Entries with figure data
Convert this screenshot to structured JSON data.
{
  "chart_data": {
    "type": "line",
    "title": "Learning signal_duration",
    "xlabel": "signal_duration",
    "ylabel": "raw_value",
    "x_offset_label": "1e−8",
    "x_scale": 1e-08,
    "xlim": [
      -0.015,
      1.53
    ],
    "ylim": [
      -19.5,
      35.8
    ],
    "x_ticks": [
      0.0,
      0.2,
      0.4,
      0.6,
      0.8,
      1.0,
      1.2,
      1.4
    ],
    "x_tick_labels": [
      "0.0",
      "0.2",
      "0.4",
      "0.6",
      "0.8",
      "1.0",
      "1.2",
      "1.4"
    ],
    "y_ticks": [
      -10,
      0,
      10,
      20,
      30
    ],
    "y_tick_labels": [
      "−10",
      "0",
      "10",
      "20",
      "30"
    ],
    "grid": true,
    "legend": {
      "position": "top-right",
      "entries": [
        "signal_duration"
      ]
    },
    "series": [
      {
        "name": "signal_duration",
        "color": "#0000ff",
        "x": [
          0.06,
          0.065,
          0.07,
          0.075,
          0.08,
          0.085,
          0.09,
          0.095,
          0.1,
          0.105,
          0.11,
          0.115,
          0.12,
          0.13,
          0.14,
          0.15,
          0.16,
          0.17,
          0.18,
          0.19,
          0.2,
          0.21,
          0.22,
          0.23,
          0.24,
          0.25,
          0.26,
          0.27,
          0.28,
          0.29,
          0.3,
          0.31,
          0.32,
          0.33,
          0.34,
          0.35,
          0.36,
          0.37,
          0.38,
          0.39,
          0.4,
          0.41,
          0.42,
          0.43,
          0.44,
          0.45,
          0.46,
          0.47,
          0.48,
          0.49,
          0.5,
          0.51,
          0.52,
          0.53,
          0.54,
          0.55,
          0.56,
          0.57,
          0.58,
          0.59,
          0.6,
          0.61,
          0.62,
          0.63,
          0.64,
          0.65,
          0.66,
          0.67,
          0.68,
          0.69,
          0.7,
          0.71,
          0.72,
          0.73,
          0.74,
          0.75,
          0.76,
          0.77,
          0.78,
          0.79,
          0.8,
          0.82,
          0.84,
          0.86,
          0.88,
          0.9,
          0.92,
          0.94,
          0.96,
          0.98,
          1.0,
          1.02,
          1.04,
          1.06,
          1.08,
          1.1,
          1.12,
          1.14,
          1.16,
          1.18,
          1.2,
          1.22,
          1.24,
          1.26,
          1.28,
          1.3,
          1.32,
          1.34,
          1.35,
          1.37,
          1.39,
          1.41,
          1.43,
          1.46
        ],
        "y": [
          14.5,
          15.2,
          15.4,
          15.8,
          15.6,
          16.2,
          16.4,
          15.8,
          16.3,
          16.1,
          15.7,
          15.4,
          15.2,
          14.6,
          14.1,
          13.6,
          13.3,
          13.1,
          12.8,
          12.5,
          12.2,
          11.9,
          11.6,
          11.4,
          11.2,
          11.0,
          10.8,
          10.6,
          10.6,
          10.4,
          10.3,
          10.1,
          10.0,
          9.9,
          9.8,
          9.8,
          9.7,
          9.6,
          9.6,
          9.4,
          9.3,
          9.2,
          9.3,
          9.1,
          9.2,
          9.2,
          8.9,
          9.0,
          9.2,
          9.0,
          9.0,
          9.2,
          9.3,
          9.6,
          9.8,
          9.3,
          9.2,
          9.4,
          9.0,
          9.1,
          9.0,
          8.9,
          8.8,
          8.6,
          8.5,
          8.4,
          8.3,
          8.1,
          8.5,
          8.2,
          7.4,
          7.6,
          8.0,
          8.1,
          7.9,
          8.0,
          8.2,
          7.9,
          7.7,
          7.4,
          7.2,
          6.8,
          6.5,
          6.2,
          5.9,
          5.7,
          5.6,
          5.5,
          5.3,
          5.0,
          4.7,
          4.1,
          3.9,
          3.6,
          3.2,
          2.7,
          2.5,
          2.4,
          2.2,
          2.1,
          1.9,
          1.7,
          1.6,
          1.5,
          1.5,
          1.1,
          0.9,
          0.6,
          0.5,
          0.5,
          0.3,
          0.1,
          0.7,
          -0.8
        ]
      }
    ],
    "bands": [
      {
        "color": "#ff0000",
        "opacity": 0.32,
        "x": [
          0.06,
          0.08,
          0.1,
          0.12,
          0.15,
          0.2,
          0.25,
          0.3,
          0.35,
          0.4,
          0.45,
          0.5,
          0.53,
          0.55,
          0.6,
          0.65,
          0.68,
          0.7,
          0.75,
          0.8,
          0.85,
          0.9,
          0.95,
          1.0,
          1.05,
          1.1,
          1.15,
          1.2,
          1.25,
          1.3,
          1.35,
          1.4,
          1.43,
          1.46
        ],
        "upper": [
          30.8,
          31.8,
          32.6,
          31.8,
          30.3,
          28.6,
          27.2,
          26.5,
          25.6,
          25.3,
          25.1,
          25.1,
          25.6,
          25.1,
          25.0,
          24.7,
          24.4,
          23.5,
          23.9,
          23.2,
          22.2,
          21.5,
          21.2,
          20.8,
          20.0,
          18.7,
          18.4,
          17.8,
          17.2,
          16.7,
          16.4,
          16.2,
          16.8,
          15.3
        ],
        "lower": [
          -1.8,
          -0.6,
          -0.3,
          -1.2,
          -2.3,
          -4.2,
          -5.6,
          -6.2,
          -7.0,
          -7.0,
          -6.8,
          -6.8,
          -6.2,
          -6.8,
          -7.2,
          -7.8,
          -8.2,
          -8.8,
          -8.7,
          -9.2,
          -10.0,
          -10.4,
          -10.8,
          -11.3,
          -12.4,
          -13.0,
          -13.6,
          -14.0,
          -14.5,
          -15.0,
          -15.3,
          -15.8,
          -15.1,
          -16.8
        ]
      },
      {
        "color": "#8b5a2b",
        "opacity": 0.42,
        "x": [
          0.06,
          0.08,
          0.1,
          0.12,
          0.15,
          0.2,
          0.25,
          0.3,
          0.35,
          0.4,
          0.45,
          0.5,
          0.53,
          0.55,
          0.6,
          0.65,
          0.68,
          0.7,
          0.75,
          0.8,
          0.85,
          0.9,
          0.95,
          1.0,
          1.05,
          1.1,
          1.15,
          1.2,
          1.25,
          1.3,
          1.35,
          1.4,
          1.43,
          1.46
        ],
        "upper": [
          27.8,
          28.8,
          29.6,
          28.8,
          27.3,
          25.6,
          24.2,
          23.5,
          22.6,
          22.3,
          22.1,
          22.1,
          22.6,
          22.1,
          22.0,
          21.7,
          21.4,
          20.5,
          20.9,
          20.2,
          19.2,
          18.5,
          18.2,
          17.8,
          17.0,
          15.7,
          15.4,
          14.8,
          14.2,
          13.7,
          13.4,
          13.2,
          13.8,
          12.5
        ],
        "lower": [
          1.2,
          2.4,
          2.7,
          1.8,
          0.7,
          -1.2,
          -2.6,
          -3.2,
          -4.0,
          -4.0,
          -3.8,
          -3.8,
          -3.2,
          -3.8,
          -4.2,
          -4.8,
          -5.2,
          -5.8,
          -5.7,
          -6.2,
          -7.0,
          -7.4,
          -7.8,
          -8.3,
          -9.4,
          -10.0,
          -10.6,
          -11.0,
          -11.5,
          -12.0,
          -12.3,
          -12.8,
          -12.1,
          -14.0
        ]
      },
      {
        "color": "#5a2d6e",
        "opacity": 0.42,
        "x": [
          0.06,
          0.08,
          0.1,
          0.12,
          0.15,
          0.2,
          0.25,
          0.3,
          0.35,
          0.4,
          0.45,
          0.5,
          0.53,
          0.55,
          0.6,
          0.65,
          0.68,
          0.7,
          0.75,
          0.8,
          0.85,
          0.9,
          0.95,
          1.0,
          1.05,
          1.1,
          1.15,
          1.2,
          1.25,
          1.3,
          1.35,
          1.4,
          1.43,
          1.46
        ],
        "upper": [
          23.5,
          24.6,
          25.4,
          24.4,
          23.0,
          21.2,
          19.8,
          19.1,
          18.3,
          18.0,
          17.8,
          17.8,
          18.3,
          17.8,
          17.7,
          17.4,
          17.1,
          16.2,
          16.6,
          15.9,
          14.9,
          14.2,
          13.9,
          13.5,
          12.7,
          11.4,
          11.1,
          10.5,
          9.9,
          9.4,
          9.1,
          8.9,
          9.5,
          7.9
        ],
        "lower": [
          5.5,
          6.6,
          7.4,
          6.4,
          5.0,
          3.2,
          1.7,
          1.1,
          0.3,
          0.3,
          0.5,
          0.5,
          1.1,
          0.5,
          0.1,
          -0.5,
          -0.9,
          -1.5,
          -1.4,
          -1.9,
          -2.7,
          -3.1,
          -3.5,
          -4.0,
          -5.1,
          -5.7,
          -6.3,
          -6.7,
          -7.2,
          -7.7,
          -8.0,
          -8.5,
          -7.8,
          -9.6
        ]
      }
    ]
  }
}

> WHAT TO WORK ON
The lines above form a set of records; determine how many of them contain the string "color" and give that number alone.

> EXERCISE ANSWER
4